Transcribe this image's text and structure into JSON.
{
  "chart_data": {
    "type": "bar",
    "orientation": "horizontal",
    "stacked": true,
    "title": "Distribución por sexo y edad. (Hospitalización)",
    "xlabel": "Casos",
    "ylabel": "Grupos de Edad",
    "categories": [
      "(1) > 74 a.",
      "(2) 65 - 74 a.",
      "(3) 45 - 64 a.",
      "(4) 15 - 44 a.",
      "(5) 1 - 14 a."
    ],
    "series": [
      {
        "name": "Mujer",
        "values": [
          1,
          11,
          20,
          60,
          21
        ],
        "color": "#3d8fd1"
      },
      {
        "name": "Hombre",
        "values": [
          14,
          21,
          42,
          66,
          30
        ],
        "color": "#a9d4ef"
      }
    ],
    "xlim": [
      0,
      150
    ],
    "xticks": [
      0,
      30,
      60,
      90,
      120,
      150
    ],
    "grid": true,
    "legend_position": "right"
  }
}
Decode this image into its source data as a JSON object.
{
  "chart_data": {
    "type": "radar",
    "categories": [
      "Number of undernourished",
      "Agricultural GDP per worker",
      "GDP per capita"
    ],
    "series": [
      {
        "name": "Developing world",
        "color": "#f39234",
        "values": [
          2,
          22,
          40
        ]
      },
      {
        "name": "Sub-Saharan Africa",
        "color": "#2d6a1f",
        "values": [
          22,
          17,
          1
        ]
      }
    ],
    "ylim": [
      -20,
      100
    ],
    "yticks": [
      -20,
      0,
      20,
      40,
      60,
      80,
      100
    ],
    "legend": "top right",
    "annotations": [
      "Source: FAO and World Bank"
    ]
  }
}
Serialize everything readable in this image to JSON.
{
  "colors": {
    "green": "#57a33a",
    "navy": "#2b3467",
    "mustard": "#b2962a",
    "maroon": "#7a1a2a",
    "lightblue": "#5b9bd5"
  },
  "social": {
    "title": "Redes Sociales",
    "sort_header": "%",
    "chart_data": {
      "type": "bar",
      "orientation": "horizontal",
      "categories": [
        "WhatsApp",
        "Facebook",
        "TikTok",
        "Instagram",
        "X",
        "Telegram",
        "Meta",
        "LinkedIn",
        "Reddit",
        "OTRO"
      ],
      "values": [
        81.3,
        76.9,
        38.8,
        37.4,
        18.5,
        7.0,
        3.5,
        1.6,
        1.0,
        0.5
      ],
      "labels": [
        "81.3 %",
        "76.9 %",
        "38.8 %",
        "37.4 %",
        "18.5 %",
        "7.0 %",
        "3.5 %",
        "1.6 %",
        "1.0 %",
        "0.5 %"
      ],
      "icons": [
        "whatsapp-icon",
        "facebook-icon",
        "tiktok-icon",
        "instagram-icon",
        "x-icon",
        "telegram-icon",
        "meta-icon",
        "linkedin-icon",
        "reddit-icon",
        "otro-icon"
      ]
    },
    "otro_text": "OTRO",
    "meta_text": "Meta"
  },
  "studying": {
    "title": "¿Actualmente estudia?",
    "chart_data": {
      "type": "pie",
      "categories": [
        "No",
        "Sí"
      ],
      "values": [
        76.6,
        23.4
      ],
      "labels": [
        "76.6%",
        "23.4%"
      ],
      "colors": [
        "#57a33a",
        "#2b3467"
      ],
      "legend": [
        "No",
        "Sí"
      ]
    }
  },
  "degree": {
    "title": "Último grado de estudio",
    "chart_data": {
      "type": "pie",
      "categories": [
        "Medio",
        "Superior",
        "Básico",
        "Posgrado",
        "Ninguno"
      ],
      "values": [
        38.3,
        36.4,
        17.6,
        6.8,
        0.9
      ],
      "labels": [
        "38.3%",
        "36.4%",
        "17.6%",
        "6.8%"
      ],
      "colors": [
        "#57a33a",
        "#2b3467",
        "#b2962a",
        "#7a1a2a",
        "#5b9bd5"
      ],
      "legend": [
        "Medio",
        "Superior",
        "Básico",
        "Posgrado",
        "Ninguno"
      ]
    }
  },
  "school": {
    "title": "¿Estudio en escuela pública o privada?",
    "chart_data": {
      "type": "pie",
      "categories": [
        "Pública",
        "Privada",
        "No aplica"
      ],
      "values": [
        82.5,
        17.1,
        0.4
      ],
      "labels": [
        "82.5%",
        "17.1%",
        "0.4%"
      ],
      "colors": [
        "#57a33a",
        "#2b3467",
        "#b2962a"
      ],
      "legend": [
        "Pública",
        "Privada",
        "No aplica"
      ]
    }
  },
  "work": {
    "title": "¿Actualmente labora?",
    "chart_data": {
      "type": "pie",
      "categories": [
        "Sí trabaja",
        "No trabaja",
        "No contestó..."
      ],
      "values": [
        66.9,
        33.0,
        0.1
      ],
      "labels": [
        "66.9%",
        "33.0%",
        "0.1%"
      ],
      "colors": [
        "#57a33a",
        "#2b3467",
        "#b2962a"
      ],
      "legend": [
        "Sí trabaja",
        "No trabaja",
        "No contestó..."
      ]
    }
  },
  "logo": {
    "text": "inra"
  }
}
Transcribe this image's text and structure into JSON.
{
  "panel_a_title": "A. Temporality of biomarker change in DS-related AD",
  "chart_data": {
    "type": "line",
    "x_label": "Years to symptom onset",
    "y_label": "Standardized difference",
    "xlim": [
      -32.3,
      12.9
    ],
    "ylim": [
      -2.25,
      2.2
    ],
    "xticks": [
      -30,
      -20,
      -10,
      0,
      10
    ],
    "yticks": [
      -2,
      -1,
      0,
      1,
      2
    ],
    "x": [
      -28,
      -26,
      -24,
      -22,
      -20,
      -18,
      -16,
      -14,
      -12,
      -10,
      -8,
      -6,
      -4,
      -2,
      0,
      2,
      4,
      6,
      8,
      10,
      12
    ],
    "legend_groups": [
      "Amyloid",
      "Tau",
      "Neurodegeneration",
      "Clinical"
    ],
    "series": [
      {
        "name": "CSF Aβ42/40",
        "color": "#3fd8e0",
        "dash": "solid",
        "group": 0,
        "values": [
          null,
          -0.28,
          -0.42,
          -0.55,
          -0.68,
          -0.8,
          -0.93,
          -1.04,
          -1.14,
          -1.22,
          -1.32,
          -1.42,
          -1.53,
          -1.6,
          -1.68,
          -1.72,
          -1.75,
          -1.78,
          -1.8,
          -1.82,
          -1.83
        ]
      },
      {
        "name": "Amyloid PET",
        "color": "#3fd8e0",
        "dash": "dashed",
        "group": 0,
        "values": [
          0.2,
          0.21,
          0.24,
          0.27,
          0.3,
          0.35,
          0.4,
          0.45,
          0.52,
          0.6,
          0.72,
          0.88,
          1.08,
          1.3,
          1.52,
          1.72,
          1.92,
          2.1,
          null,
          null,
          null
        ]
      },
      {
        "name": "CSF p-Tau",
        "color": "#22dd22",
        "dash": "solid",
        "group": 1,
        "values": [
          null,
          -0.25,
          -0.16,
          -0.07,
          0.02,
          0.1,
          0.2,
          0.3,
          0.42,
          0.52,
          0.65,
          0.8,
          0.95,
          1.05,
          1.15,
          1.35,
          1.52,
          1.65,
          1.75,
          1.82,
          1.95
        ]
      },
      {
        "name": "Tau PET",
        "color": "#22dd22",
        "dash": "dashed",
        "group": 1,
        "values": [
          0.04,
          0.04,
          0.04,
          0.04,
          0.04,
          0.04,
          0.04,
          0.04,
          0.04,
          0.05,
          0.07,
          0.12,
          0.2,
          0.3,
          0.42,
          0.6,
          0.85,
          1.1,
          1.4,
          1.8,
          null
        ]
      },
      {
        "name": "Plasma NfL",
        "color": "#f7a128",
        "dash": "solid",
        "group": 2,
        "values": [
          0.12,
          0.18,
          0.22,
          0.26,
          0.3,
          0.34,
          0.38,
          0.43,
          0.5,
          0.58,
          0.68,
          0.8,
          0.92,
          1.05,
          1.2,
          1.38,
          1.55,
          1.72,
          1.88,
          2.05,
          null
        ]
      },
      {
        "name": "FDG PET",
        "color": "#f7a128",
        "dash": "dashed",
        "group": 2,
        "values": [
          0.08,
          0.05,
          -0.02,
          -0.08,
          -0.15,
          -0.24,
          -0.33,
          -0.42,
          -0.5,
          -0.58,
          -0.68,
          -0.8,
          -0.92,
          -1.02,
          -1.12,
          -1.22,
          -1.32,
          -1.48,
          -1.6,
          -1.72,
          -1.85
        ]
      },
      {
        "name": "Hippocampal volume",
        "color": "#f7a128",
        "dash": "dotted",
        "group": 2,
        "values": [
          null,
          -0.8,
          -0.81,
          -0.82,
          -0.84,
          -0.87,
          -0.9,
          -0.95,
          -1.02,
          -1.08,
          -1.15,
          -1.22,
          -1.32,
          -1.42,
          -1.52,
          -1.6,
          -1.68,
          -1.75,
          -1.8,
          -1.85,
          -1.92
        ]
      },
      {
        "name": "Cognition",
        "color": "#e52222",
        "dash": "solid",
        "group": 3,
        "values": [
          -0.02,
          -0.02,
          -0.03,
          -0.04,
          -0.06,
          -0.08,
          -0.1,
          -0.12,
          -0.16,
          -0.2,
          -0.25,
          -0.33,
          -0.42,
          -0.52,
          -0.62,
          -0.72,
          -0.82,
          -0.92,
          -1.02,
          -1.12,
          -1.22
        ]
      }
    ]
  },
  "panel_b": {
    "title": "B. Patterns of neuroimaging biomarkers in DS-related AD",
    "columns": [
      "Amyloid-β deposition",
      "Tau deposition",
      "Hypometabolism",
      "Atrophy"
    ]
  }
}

SHORT PROBLEM:
In the entries above, count each line that holds "this". Give the total and nothing else.

EXERCISE OUTPUT:
4